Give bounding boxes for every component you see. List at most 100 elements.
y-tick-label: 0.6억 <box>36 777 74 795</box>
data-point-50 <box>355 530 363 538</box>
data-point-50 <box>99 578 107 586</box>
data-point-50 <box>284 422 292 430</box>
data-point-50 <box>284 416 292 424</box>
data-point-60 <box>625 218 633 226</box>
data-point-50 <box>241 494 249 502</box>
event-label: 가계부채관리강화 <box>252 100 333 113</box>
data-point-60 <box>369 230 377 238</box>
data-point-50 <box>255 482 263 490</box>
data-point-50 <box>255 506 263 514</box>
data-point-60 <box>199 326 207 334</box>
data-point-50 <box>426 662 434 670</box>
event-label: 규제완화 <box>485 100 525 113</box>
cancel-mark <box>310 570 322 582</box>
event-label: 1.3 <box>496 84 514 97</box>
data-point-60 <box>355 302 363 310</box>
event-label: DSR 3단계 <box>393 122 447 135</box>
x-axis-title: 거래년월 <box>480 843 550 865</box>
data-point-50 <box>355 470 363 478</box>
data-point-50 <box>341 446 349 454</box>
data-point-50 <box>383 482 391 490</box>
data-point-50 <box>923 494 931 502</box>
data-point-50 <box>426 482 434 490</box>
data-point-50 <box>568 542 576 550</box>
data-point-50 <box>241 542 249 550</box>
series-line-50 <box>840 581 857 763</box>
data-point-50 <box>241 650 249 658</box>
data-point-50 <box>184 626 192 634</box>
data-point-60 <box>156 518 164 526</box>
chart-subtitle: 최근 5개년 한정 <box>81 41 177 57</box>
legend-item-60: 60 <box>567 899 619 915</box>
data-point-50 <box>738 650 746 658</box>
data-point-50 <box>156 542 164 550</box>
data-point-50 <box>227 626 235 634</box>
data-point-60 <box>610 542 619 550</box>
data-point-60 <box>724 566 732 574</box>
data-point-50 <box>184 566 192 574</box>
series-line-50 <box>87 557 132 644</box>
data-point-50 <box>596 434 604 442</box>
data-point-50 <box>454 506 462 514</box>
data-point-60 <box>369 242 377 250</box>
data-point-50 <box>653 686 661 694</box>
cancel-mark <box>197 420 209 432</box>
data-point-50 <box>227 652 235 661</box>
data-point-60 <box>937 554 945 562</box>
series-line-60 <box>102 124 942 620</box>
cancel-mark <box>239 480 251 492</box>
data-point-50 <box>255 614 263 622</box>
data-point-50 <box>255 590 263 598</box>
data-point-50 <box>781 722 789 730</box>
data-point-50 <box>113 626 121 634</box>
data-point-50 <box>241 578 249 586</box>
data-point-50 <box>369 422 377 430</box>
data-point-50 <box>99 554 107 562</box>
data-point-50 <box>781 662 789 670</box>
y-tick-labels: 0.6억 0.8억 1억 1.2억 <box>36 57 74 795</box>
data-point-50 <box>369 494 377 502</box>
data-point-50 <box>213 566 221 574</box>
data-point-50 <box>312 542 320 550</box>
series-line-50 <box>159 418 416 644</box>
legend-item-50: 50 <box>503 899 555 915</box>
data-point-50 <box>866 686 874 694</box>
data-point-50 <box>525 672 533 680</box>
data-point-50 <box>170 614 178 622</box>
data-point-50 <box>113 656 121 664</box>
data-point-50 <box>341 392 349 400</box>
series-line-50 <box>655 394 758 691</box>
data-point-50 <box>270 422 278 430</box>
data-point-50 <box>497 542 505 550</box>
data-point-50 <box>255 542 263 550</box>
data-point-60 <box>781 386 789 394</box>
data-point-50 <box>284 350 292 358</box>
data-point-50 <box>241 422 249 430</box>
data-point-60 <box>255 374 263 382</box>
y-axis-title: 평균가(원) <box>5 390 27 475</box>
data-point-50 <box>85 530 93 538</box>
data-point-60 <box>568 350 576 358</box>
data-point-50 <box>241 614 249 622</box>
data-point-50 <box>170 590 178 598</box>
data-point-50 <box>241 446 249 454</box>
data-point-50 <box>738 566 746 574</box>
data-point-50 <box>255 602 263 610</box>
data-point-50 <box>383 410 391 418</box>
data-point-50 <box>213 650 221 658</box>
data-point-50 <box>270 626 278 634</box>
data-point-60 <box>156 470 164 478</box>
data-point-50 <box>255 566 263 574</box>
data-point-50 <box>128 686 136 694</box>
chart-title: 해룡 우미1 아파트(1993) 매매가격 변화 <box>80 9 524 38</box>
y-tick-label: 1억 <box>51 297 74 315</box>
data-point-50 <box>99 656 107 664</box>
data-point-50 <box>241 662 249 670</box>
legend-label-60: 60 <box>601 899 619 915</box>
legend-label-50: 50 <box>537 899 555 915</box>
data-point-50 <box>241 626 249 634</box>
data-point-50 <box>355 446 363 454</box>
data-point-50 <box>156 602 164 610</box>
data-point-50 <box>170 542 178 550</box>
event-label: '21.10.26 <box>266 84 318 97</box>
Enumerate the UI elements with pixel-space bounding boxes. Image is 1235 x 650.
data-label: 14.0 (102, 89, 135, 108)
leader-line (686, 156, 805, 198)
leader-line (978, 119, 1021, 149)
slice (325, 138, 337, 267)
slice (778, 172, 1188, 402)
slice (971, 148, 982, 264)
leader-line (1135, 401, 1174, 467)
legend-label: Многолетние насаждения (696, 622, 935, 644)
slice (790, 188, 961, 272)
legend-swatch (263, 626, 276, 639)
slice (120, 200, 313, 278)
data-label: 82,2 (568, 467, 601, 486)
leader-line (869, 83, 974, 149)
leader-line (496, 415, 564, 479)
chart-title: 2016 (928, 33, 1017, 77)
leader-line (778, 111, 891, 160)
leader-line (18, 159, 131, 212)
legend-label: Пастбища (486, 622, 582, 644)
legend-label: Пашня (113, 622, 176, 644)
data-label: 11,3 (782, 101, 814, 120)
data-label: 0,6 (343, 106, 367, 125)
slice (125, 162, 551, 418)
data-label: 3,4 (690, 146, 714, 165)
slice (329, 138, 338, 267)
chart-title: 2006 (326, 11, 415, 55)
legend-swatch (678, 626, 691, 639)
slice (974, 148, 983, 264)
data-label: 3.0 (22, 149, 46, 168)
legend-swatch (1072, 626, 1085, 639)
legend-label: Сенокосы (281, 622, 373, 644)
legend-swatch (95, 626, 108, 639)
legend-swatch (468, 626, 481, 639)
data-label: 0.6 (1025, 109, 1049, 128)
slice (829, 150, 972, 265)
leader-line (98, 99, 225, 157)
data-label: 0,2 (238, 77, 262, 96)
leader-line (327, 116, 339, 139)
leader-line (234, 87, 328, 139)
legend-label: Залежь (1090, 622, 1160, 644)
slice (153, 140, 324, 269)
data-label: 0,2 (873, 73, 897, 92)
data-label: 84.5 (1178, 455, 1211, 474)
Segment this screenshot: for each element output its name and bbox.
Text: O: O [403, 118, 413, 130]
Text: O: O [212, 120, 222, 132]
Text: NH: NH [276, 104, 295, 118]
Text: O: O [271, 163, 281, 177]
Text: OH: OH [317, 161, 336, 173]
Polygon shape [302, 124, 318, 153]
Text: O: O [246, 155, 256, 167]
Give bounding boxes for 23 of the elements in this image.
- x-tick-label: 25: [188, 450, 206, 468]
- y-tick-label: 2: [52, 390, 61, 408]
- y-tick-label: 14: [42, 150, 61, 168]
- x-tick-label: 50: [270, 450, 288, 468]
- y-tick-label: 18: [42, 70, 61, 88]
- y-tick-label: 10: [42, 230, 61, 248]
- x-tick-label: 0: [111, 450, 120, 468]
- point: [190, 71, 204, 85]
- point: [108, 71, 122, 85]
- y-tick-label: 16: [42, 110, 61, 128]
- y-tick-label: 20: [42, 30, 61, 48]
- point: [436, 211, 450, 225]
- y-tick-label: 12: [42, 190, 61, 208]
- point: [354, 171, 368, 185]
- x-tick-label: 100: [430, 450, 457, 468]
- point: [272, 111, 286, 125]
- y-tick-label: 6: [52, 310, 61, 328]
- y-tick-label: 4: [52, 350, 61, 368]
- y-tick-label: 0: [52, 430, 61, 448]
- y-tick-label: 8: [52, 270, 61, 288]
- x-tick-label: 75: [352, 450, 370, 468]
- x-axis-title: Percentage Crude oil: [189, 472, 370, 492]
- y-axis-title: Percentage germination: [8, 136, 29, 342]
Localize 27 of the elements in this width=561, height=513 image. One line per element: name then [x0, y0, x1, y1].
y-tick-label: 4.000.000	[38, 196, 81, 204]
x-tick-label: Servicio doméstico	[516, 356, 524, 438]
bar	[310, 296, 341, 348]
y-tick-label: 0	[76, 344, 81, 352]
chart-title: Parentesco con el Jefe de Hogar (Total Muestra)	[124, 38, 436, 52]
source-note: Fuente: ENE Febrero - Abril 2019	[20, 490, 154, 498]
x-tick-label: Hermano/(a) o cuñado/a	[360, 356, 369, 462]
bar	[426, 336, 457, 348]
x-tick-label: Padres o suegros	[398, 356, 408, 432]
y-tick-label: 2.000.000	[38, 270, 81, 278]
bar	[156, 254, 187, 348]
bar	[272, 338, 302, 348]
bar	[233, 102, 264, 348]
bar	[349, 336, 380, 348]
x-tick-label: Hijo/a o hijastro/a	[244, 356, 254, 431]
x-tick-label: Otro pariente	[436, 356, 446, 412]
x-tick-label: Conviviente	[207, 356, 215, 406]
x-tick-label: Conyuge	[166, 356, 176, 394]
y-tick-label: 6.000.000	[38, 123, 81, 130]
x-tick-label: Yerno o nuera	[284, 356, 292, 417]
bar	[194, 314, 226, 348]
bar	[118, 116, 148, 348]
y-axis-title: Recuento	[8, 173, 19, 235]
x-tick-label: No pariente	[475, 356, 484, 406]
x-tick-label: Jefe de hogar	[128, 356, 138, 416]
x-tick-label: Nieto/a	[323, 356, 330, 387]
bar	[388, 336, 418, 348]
----
Can you copy the entries word for word, starting at the very first one and ending at the entry that contains "data-point-60 <box>625 218 633 226</box>", with both of those included?

Answer in full:
Give bounding boxes for every component you see. List at most 100 elements.
y-tick-label: 0.6억 <box>36 777 74 795</box>
data-point-50 <box>355 530 363 538</box>
data-point-50 <box>99 578 107 586</box>
data-point-50 <box>284 422 292 430</box>
data-point-50 <box>284 416 292 424</box>
data-point-60 <box>625 218 633 226</box>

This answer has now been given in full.